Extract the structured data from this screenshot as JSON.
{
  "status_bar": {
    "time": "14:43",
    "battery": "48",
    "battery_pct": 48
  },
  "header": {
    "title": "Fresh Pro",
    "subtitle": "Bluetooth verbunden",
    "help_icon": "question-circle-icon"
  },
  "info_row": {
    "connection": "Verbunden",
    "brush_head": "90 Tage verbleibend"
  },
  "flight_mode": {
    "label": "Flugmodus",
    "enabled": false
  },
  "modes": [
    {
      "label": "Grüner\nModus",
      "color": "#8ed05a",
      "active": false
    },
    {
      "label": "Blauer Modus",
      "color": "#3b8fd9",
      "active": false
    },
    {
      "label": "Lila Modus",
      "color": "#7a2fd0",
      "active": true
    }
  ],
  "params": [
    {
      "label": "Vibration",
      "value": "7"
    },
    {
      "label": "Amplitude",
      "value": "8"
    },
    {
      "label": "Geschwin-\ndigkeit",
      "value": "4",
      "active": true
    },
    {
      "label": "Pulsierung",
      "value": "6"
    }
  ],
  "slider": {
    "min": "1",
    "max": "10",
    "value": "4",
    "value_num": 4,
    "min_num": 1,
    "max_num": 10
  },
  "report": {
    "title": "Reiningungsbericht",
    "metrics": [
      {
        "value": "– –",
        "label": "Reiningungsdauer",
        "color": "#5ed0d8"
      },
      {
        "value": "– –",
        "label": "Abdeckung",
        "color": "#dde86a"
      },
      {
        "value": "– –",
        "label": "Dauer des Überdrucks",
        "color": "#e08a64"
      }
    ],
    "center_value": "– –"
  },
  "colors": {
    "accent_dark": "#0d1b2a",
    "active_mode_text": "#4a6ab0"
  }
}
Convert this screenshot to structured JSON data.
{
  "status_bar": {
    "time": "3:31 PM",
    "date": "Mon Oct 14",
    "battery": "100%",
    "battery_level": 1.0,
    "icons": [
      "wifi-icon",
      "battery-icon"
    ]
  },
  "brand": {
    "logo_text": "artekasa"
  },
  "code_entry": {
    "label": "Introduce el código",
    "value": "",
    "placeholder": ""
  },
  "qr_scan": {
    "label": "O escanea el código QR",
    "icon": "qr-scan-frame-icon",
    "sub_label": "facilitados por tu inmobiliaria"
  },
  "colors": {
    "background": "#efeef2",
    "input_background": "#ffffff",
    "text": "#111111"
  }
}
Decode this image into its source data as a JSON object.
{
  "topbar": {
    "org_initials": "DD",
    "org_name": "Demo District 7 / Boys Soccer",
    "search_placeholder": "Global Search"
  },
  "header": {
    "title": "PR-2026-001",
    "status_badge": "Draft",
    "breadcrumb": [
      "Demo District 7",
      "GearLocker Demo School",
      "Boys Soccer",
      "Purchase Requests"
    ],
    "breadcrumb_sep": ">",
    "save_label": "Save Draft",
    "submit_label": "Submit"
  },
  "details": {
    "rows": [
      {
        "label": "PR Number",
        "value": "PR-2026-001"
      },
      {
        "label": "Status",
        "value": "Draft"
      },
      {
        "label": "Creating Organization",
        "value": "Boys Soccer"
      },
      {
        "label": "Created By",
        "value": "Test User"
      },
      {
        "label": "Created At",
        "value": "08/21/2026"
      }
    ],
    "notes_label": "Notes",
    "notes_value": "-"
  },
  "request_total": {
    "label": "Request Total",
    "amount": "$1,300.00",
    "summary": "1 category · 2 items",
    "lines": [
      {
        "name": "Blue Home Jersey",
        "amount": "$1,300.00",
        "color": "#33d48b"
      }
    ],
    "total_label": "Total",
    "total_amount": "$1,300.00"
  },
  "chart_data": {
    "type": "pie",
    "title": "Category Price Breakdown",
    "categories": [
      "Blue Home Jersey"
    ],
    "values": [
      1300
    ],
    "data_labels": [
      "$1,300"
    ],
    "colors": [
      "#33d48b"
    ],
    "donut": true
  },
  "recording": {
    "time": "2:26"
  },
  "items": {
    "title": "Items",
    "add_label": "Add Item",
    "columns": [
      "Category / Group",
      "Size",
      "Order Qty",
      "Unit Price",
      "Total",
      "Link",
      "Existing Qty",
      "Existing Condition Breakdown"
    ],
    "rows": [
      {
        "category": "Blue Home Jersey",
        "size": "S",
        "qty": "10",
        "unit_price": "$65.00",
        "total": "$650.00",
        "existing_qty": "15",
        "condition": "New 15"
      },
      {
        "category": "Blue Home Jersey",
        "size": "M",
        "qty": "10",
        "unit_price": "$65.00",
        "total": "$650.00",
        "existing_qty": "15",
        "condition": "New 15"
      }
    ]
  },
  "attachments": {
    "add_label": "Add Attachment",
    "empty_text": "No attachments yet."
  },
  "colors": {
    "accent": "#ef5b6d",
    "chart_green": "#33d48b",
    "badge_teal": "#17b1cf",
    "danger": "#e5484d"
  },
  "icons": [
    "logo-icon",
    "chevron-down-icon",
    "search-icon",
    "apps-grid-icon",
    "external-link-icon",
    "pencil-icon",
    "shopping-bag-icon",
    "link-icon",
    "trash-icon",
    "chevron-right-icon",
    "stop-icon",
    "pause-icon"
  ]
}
....................
Quote every entry exactly.

» Answer for this exercise
Extract the structured data from this screenshot as JSON.
{
  "status_bar": {
    "time": "14:43",
    "battery": "48",
    "battery_pct": 48
  },
  "header": {
    "title": "Fresh Pro",
    "subtitle": "Bluetooth verbunden",
    "help_icon": "question-circle-icon"
  },
  "info_row": {
    "connection": "Verbunden",
    "brush_head": "90 Tage verbleibend"
  },
  "flight_mode": {
    "label": "Flugmodus",
    "enabled": false
  },
  "modes": [
    {
      "label": "Grüner\nModus",
      "color": "#8ed05a",
      "active": false
    },
    {
      "label": "Blauer Modus",
      "color": "#3b8fd9",
      "active": false
    },
    {
      "label": "Lila Modus",
      "color": "#7a2fd0",
      "active": true
    }
  ],
  "params": [
    {
      "label": "Vibration",
      "value": "7"
    },
    {
      "label": "Amplitude",
      "value": "8"
    },
    {
      "label": "Geschwin-\ndigkeit",
      "value": "4",
      "active": true
    },
    {
      "label": "Pulsierung",
      "value": "6"
    }
  ],
  "slider": {
    "min": "1",
    "max": "10",
    "value": "4",
    "value_num": 4,
    "min_num": 1,
    "max_num": 10
  },
  "report": {
    "title": "Reiningungsbericht",
    "metrics": [
      {
        "value": "– –",
        "label": "Reiningungsdauer",
        "color": "#5ed0d8"
      },
      {
        "value": "– –",
        "label": "Abdeckung",
        "color": "#dde86a"
      },
      {
        "value": "– –",
        "label": "Dauer des Überdrucks",
        "color": "#e08a64"
      }
    ],
    "center_value": "– –"
  },
  "colors": {
    "accent_dark": "#0d1b2a",
    "active_mode_text": "#4a6ab0"
  }
}
Convert this screenshot to structured JSON data.
{
  "status_bar": {
    "time": "3:31 PM",
    "date": "Mon Oct 14",
    "battery": "100%",
    "battery_level": 1.0,
    "icons": [
      "wifi-icon",
      "battery-icon"
    ]
  },
  "brand": {
    "logo_text": "artekasa"
  },
  "code_entry": {
    "label": "Introduce el código",
    "value": "",
    "placeholder": ""
  },
  "qr_scan": {
    "label": "O escanea el código QR",
    "icon": "qr-scan-frame-icon",
    "sub_label": "facilitados por tu inmobiliaria"
  },
  "colors": {
    "background": "#efeef2",
    "input_background": "#ffffff",
    "text": "#111111"
  }
}
Decode this image into its source data as a JSON object.
{
  "topbar": {
    "org_initials": "DD",
    "org_name": "Demo District 7 / Boys Soccer",
    "search_placeholder": "Global Search"
  },
  "header": {
    "title": "PR-2026-001",
    "status_badge": "Draft",
    "breadcrumb": [
      "Demo District 7",
      "GearLocker Demo School",
      "Boys Soccer",
      "Purchase Requests"
    ],
    "breadcrumb_sep": ">",
    "save_label": "Save Draft",
    "submit_label": "Submit"
  },
  "details": {
    "rows": [
      {
        "label": "PR Number",
        "value": "PR-2026-001"
      },
      {
        "label": "Status",
        "value": "Draft"
      },
      {
        "label": "Creating Organization",
        "value": "Boys Soccer"
      },
      {
        "label": "Created By",
        "value": "Test User"
      },
      {
        "label": "Created At",
        "value": "08/21/2026"
      }
    ],
    "notes_label": "Notes",
    "notes_value": "-"
  },
  "request_total": {
    "label": "Request Total",
    "amount": "$1,300.00",
    "summary": "1 category · 2 items",
    "lines": [
      {
        "name": "Blue Home Jersey",
        "amount": "$1,300.00",
        "color": "#33d48b"
      }
    ],
    "total_label": "Total",
    "total_amount": "$1,300.00"
  },
  "chart_data": {
    "type": "pie",
    "title": "Category Price Breakdown",
    "categories": [
      "Blue Home Jersey"
    ],
    "values": [
      1300
    ],
    "data_labels": [
      "$1,300"
    ],
    "colors": [
      "#33d48b"
    ],
    "donut": true
  },
  "recording": {
    "time": "2:26"
  },
  "items": {
    "title": "Items",
    "add_label": "Add Item",
    "columns": [
      "Category / Group",
      "Size",
      "Order Qty",
      "Unit Price",
      "Total",
      "Link",
      "Existing Qty",
      "Existing Condition Breakdown"
    ],
    "rows": [
      {
        "category": "Blue Home Jersey",
        "size": "S",
        "qty": "10",
        "unit_price": "$65.00",
        "total": "$650.00",
        "existing_qty": "15",
        "condition": "New 15"
      },
      {
        "category": "Blue Home Jersey",
        "size": "M",
        "qty": "10",
        "unit_price": "$65.00",
        "total": "$650.00",
        "existing_qty": "15",
        "condition": "New 15"
      }
    ]
  },
  "attachments": {
    "add_label": "Add Attachment",
    "empty_text": "No attachments yet."
  },
  "colors": {
    "accent": "#ef5b6d",
    "chart_green": "#33d48b",
    "badge_teal": "#17b1cf",
    "danger": "#e5484d"
  },
  "icons": [
    "logo-icon",
    "chevron-down-icon",
    "search-icon",
    "apps-grid-icon",
    "external-link-icon",
    "pencil-icon",
    "shopping-bag-icon",
    "link-icon",
    "trash-icon",
    "chevron-right-icon",
    "stop-icon",
    "pause-icon"
  ]
}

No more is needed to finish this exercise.